◆ Your instructions
Can you write out all the lines word for word, with no pictures?

◆ Dataset content
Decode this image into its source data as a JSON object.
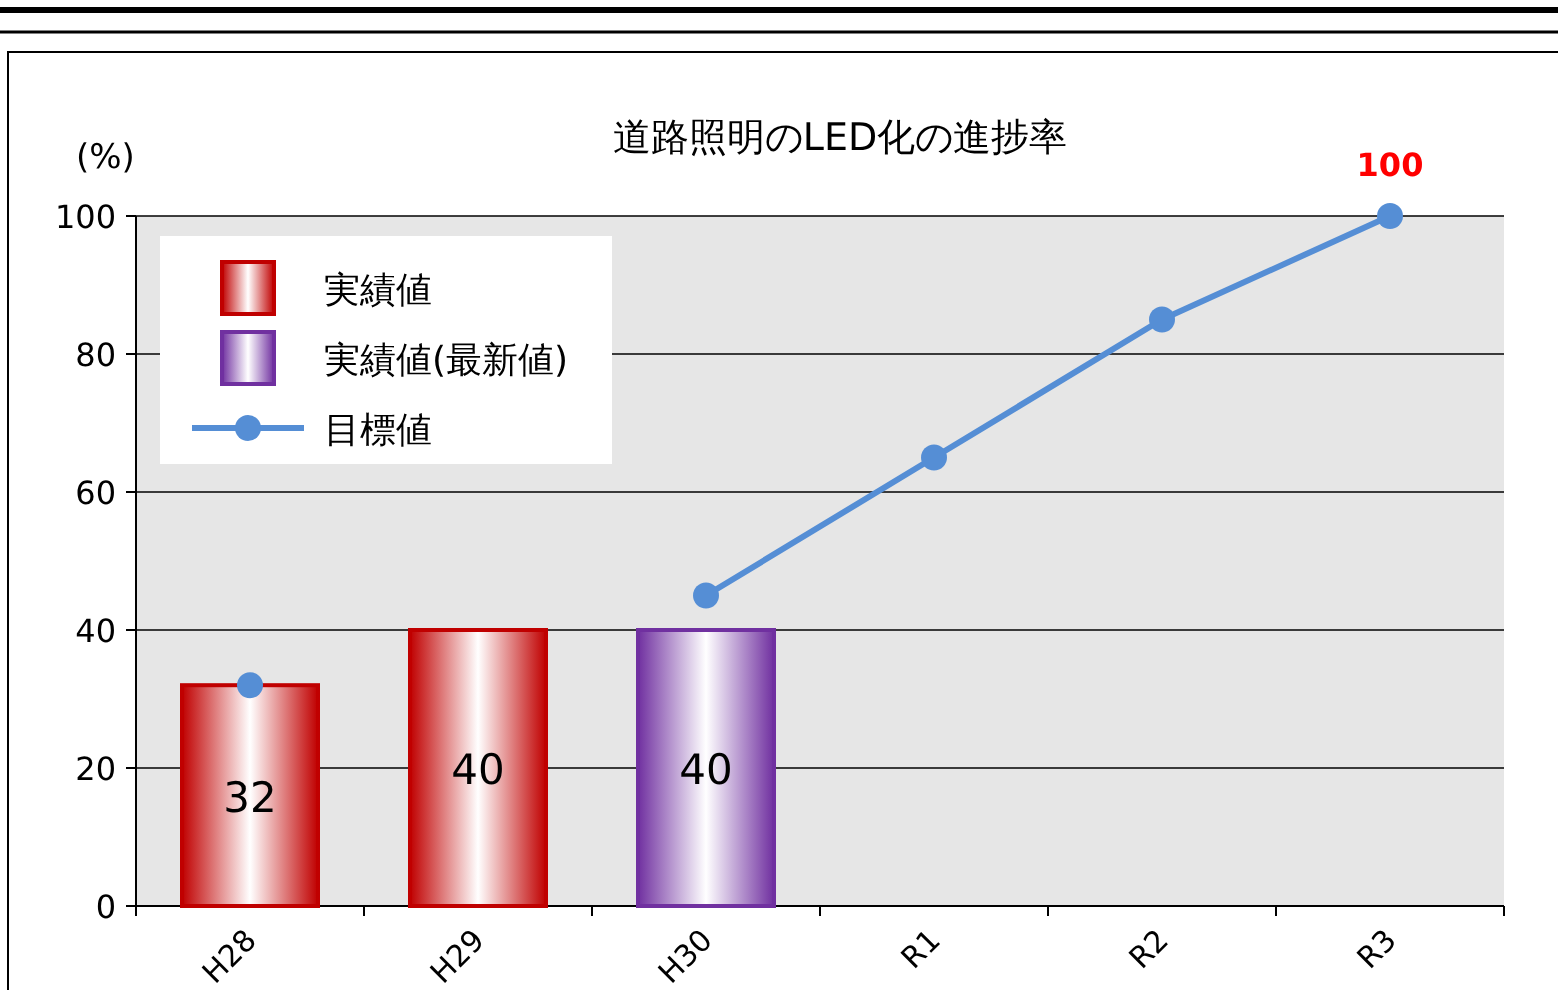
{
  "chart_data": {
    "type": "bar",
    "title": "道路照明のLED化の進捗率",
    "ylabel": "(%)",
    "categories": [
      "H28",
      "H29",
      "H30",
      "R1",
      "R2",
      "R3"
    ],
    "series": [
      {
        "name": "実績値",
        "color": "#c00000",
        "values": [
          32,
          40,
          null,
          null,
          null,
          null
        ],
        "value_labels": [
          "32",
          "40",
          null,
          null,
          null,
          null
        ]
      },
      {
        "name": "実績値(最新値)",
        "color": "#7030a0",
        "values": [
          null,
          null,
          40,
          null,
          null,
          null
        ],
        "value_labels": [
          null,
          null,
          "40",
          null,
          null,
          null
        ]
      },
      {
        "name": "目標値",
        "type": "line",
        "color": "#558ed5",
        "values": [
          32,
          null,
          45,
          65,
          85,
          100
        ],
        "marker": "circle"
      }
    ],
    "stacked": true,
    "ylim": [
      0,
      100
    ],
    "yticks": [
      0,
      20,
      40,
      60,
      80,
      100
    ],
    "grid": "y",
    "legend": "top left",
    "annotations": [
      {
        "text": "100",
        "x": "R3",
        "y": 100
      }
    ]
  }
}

◆ Complete answer
Decode this image into its source data as a JSON object.
{
  "chart_data": {
    "type": "bar",
    "title": "道路照明のLED化の進捗率",
    "ylabel": "(%)",
    "categories": [
      "H28",
      "H29",
      "H30",
      "R1",
      "R2",
      "R3"
    ],
    "series": [
      {
        "name": "実績値",
        "color": "#c00000",
        "values": [
          32,
          40,
          null,
          null,
          null,
          null
        ],
        "value_labels": [
          "32",
          "40",
          null,
          null,
          null,
          null
        ]
      },
      {
        "name": "実績値(最新値)",
        "color": "#7030a0",
        "values": [
          null,
          null,
          40,
          null,
          null,
          null
        ],
        "value_labels": [
          null,
          null,
          "40",
          null,
          null,
          null
        ]
      },
      {
        "name": "目標値",
        "type": "line",
        "color": "#558ed5",
        "values": [
          32,
          null,
          45,
          65,
          85,
          100
        ],
        "marker": "circle"
      }
    ],
    "stacked": true,
    "ylim": [
      0,
      100
    ],
    "yticks": [
      0,
      20,
      40,
      60,
      80,
      100
    ],
    "grid": "y",
    "legend": "top left",
    "annotations": [
      {
        "text": "100",
        "x": "R3",
        "y": 100
      }
    ]
  }
}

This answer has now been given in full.